**WHAT IS EXPECTED:**
Go through the records and show each line where the word "есть" occurs.

**LISTED ENTRIES:**
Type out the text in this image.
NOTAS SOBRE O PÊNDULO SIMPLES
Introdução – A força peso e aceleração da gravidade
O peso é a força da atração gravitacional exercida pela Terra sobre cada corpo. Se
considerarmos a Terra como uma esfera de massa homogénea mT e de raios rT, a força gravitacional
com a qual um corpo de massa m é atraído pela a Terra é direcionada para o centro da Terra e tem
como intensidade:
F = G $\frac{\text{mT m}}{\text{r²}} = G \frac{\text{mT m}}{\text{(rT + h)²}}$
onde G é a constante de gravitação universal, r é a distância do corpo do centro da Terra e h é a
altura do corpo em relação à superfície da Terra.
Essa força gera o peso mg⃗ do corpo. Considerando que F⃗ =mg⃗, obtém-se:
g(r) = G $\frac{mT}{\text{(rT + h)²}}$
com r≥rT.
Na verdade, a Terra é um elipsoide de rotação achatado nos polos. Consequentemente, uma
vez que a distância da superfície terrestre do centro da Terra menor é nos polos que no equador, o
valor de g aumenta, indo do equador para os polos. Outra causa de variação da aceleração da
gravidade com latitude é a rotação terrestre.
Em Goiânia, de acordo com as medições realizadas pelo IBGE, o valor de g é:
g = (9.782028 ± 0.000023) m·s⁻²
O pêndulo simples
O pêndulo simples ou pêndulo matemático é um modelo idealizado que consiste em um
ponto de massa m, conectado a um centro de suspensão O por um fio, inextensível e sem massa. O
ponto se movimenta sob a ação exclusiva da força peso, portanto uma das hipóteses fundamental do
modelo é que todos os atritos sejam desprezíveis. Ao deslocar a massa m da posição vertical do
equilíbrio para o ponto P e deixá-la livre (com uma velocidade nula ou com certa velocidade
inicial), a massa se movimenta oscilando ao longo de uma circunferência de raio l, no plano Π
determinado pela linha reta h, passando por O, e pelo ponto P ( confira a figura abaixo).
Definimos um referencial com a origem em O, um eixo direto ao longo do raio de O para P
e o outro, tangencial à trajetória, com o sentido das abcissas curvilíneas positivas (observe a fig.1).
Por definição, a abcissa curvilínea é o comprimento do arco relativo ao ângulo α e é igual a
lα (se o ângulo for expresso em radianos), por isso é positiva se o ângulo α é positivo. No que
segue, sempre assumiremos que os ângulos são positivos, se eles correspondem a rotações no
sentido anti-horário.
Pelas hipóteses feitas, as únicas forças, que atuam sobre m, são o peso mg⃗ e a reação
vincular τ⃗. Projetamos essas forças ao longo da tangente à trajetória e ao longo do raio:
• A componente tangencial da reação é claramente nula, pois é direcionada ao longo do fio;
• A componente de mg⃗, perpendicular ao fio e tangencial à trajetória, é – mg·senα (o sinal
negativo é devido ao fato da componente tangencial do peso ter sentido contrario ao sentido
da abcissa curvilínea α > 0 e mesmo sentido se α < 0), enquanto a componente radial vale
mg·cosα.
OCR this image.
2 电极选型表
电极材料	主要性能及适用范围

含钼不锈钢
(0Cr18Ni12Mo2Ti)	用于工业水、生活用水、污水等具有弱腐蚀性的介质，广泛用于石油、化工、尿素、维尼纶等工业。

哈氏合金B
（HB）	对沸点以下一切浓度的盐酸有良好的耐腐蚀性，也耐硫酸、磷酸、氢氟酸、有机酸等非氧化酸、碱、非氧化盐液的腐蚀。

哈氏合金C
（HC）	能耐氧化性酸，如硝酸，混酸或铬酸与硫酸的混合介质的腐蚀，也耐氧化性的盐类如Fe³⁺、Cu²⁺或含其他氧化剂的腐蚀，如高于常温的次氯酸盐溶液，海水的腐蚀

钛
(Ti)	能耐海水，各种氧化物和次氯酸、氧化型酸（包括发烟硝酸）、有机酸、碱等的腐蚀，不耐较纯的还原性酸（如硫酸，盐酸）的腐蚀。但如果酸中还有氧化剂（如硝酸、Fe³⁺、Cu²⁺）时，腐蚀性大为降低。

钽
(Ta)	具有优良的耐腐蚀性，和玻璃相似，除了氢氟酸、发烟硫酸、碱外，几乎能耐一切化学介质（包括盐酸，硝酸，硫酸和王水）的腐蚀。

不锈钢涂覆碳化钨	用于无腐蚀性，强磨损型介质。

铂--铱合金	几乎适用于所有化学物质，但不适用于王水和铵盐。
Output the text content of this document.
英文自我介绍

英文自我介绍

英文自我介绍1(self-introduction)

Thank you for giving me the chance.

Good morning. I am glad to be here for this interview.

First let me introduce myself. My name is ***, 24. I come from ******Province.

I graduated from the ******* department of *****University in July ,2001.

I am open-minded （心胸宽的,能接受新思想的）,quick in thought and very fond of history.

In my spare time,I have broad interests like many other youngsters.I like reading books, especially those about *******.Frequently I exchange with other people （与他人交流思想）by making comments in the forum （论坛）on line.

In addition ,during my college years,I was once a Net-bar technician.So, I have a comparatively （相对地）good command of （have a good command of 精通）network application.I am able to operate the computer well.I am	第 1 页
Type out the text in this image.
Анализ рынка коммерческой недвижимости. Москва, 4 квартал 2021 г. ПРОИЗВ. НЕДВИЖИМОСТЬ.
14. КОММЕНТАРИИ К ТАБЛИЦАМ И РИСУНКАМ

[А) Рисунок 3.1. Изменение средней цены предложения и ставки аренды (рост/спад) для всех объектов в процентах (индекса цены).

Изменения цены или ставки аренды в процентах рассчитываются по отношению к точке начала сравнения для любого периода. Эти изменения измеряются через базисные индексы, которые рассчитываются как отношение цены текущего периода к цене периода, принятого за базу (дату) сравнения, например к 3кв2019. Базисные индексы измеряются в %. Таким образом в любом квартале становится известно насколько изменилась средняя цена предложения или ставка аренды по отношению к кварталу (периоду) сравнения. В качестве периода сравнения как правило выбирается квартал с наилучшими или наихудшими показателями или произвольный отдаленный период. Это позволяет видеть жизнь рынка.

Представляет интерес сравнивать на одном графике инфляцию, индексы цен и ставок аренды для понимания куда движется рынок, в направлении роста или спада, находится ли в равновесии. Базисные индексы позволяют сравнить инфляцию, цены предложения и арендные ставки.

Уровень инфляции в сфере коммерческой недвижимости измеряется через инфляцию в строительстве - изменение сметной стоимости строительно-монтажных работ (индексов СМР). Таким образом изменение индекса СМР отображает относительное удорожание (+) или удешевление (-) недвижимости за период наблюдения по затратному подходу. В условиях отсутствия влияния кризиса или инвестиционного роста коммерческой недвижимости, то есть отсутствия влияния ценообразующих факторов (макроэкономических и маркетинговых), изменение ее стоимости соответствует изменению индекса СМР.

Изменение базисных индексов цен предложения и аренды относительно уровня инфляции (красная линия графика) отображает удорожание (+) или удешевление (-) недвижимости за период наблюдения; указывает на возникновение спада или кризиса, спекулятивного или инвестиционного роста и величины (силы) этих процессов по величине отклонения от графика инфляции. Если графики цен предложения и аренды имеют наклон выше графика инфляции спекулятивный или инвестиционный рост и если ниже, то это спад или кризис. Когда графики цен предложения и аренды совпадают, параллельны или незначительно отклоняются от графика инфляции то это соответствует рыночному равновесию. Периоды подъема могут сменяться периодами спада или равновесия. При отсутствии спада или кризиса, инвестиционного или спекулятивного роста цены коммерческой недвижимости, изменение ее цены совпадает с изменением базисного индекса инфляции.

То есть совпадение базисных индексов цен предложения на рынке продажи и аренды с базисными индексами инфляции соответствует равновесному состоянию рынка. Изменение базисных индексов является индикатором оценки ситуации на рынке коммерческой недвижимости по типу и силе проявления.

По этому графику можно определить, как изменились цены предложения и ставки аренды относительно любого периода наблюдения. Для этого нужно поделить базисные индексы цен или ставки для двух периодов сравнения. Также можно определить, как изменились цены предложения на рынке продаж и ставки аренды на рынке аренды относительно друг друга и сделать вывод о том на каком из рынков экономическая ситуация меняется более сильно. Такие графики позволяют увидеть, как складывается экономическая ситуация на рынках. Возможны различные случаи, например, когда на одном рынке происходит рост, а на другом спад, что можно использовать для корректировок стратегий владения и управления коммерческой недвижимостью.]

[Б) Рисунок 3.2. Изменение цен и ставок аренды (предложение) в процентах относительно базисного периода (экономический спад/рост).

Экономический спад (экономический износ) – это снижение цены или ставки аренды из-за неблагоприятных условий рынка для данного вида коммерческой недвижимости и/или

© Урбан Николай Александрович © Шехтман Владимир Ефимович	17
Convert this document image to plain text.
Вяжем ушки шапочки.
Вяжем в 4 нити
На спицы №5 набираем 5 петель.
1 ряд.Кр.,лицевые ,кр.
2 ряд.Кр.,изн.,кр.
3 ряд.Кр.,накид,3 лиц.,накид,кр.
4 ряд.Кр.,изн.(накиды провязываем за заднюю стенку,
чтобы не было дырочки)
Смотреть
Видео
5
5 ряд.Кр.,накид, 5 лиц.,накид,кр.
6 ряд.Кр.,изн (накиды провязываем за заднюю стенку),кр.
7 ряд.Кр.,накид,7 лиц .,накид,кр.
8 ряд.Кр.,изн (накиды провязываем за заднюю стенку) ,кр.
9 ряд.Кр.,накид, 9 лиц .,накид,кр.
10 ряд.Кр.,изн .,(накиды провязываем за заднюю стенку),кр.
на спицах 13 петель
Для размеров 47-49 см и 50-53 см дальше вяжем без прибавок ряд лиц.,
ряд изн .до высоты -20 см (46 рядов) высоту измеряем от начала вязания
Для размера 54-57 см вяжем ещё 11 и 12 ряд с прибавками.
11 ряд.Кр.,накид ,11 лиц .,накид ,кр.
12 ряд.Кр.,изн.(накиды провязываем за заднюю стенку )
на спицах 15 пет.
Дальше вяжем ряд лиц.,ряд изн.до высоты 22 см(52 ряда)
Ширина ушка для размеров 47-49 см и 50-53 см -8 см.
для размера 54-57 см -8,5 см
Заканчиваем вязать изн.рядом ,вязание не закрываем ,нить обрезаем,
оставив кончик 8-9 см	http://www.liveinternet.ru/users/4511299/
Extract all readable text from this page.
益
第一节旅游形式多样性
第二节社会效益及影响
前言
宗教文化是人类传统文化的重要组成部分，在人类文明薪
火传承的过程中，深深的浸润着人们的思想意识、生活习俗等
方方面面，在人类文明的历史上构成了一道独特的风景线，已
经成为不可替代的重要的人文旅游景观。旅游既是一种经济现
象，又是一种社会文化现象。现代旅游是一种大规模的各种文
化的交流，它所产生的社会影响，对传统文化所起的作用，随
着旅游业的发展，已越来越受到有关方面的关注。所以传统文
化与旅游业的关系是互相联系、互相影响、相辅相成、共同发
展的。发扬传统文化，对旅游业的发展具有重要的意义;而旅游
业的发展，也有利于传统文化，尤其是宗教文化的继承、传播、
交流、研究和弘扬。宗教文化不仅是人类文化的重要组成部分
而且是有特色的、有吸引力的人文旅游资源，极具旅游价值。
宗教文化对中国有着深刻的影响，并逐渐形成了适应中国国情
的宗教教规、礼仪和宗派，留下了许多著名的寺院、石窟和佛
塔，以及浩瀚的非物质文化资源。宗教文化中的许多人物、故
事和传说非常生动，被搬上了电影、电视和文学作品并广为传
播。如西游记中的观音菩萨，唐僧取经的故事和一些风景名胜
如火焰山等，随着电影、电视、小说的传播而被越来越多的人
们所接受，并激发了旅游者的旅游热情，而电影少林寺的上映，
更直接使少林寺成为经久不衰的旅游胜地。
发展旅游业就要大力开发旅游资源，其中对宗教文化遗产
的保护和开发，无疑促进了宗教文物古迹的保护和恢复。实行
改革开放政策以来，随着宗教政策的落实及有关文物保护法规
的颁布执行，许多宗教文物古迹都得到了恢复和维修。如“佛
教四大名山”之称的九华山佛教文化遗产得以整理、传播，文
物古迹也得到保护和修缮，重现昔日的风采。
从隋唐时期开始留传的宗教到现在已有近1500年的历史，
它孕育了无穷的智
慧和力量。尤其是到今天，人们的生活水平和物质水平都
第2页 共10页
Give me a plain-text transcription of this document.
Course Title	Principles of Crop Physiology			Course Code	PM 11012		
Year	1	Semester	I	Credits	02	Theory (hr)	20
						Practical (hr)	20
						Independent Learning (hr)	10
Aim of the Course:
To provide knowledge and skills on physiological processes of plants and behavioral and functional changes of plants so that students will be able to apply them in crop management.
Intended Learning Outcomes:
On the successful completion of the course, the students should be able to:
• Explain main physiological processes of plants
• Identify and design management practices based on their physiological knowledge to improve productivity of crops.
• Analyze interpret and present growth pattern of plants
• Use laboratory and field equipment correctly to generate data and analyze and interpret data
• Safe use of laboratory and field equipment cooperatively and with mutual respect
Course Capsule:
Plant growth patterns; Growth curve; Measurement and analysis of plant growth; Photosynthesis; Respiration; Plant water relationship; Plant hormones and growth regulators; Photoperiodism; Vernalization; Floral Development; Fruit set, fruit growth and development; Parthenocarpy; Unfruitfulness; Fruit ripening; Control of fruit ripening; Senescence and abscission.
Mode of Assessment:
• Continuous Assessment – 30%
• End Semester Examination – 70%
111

**EXPECTED OUTPUT:**
Уровень инфляции в сфере коммерческой недвижимости измеряется через инфляцию в строительстве - изменение сметной стоимости строительно-монтажных работ (индексов СМР). Таким образом изменение индекса СМР отображает относительное удорожание (+) или удешевление (-) недвижимости за период наблюдения по затратному подходу. В условиях отсутствия влияния кризиса или инвестиционного роста коммерческой недвижимости, то есть отсутствия влияния ценообразующих факторов (макроэкономических и маркетинговых), изменение ее стоимости соответствует изменению индекса СМР.
То есть совпадение базисных индексов цен предложения на рынке продажи и аренды с базисными индексами инфляции соответствует равновесному состоянию рынка. Изменение базисных индексов является индикатором оценки ситуации на рынке коммерческой недвижимости по типу и силе проявления.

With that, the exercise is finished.